Data items
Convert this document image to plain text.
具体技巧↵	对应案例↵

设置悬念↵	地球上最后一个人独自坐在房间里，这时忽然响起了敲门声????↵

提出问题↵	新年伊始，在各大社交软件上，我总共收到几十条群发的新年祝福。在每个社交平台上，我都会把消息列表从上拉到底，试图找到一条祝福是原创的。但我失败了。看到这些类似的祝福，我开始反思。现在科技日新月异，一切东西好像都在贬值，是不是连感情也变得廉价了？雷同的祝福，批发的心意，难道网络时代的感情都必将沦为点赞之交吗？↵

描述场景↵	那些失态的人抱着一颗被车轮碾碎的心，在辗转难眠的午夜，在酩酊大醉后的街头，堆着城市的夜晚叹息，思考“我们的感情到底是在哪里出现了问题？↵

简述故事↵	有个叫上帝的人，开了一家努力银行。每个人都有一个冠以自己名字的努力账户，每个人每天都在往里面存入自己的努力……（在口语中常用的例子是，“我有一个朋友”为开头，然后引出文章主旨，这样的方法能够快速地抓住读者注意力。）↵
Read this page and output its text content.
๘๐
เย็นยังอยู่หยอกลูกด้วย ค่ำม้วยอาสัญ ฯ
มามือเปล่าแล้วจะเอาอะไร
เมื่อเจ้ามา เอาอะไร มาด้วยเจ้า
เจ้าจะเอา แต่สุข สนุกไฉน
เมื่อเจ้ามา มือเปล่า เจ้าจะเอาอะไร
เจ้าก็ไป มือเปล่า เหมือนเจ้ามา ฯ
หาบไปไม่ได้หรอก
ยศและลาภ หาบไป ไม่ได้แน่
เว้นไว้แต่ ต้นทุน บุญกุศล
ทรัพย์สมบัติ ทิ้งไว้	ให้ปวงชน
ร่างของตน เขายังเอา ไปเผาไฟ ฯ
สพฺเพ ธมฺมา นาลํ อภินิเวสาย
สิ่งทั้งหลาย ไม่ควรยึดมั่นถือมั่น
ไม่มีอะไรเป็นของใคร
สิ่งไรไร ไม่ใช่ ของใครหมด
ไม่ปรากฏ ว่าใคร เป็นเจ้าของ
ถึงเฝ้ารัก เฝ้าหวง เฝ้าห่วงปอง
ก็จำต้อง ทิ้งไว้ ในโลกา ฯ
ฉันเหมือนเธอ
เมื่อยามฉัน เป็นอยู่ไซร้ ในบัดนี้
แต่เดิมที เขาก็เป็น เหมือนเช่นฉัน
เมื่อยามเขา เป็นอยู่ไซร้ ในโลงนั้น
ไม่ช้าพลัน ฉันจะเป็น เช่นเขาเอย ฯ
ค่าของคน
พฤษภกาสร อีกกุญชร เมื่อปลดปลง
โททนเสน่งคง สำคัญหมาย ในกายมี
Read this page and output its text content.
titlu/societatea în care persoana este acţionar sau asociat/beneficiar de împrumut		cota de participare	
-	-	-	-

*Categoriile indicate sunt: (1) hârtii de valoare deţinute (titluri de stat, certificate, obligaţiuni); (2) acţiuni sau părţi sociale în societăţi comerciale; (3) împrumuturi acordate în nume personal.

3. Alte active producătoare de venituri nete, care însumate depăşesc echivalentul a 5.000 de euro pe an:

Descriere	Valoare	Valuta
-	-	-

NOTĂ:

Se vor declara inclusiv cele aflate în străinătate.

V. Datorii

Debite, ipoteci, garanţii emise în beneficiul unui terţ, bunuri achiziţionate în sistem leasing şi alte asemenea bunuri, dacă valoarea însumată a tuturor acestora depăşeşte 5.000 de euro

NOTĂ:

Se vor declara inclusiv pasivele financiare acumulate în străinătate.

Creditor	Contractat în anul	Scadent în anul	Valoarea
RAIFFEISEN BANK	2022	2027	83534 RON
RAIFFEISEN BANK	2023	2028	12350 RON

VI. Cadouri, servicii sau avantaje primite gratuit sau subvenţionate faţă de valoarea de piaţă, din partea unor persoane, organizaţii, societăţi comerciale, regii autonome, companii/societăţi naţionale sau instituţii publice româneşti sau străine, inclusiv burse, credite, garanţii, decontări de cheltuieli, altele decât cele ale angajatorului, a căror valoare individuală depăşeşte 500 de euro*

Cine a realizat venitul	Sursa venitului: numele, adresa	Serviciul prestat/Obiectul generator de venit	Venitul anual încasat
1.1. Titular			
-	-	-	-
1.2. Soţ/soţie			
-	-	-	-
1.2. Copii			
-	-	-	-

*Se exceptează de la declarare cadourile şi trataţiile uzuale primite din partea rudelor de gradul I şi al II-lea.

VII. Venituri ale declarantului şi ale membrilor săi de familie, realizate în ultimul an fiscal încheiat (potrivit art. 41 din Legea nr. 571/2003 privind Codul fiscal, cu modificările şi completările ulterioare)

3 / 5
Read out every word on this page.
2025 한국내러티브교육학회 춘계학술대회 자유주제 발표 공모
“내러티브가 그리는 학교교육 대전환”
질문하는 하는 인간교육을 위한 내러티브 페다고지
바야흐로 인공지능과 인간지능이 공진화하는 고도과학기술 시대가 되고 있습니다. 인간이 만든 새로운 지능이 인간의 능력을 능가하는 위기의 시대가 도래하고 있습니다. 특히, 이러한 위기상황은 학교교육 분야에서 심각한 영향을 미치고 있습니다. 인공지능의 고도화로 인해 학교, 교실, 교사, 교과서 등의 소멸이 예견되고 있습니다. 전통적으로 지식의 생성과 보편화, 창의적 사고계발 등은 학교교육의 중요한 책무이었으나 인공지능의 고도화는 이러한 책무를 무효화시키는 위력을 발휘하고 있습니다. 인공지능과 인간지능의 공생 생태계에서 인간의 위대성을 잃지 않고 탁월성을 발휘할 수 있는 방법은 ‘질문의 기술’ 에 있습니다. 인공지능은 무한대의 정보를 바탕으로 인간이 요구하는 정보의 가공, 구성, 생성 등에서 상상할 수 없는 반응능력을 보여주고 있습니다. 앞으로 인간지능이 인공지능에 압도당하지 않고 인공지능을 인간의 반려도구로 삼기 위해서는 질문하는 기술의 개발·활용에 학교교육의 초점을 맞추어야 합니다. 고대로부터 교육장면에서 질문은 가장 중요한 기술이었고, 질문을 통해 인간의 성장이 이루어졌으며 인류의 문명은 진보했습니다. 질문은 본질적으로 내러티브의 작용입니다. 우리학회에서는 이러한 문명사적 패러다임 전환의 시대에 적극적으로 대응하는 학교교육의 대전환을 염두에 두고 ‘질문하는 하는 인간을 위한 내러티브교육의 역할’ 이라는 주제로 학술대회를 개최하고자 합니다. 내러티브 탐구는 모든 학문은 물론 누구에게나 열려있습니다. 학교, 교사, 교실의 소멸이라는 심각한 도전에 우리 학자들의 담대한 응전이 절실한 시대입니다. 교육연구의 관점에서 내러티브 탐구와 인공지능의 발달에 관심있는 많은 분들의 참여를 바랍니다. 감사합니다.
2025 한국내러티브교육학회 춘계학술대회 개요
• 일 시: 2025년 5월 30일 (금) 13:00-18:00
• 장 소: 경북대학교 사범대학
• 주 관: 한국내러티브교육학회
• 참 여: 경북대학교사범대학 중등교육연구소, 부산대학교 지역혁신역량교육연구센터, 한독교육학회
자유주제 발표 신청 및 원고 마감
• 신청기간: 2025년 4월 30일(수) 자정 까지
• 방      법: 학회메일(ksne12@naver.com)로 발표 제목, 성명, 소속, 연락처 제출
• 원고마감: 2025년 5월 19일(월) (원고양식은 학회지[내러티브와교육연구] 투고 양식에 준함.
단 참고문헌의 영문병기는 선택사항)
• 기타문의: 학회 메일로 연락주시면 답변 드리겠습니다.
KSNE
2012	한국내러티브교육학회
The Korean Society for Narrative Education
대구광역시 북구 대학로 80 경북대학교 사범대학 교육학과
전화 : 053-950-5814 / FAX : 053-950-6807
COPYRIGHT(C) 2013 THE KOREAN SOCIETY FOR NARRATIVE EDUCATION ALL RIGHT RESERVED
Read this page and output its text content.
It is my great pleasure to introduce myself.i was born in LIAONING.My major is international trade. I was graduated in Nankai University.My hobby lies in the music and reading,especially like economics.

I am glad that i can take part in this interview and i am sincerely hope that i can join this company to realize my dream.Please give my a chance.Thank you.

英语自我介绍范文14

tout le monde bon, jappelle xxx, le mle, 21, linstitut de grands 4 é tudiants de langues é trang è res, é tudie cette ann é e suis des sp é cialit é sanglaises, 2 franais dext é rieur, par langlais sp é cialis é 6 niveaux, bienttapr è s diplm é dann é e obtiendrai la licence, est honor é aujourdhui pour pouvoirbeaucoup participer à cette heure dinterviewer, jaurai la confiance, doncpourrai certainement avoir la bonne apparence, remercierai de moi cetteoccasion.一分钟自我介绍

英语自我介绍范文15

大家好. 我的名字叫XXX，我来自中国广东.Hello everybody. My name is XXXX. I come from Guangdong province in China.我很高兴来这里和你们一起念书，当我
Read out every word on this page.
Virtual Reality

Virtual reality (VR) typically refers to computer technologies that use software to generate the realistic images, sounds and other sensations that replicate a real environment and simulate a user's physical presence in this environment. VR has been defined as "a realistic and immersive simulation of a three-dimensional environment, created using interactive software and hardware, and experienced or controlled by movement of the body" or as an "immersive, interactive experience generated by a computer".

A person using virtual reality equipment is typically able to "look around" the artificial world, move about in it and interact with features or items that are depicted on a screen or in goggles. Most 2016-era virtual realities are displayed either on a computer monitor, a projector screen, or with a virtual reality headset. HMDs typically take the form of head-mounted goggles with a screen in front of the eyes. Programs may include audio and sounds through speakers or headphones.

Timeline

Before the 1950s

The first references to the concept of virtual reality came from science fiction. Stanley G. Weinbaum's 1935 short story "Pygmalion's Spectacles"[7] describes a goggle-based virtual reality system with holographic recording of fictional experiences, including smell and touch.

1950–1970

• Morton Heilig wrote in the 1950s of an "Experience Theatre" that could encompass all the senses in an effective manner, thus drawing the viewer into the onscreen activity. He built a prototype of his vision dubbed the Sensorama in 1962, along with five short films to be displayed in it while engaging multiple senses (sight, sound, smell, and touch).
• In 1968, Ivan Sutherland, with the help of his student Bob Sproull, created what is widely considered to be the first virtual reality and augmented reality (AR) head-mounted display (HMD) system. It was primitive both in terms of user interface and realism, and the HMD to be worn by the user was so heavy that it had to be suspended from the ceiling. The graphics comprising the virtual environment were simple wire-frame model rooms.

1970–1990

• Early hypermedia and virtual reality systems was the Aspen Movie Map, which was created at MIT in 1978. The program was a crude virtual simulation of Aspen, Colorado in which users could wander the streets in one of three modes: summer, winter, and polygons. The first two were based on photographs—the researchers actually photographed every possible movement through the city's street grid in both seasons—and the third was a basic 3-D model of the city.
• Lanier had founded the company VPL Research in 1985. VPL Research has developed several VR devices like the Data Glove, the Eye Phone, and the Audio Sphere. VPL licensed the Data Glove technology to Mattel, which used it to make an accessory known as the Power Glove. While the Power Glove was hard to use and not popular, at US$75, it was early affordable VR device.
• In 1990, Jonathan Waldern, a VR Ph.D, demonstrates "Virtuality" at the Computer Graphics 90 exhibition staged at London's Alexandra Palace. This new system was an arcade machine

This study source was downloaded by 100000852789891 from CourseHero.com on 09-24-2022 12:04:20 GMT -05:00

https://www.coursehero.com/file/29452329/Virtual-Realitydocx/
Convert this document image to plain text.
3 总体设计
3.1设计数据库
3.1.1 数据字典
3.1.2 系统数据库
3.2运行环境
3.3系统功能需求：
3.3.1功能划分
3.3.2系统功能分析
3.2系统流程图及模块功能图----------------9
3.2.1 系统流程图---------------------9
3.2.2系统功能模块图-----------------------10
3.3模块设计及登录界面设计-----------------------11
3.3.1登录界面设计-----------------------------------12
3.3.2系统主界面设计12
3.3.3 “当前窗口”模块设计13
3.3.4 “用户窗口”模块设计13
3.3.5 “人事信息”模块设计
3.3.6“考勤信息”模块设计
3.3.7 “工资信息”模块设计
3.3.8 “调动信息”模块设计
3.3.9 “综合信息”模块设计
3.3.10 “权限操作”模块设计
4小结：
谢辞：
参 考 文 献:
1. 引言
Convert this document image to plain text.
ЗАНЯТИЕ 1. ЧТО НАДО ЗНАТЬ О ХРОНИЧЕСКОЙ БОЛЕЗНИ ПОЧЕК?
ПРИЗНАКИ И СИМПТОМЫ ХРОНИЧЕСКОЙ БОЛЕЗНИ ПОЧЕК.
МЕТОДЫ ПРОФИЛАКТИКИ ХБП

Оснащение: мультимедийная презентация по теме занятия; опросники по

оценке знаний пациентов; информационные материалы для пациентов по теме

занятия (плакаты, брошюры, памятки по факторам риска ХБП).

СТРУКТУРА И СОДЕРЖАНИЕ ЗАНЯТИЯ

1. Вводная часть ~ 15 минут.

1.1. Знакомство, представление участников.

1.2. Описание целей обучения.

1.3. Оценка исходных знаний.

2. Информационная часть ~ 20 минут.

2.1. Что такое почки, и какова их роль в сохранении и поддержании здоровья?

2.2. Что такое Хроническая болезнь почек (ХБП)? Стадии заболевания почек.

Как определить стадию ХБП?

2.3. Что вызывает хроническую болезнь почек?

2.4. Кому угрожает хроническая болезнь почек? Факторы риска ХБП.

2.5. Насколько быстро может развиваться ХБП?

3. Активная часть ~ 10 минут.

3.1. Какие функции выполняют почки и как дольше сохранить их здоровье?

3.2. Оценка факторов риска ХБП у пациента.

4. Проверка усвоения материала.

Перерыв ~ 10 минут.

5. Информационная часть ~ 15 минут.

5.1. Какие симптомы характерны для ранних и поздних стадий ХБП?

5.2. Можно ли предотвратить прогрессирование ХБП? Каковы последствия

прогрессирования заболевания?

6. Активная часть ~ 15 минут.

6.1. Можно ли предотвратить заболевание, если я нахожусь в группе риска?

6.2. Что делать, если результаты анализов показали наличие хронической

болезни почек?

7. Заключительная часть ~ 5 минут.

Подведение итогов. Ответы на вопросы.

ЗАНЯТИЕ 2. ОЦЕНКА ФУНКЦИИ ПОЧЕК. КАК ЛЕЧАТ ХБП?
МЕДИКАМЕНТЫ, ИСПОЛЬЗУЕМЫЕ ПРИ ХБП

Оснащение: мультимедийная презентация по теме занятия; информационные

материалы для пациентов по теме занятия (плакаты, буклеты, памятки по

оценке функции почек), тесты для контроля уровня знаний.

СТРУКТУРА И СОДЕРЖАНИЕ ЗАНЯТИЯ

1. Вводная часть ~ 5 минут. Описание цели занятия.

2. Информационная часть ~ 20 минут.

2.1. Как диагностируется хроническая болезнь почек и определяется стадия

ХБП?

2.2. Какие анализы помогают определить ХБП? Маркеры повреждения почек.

→ TASK
Copy out each line of the data containing the string "străinătate".

→ RESPONSE TO THE TASK
Se vor declara inclusiv cele aflate în străinătate.
Se vor declara inclusiv pasivele financiare acumulate în străinătate.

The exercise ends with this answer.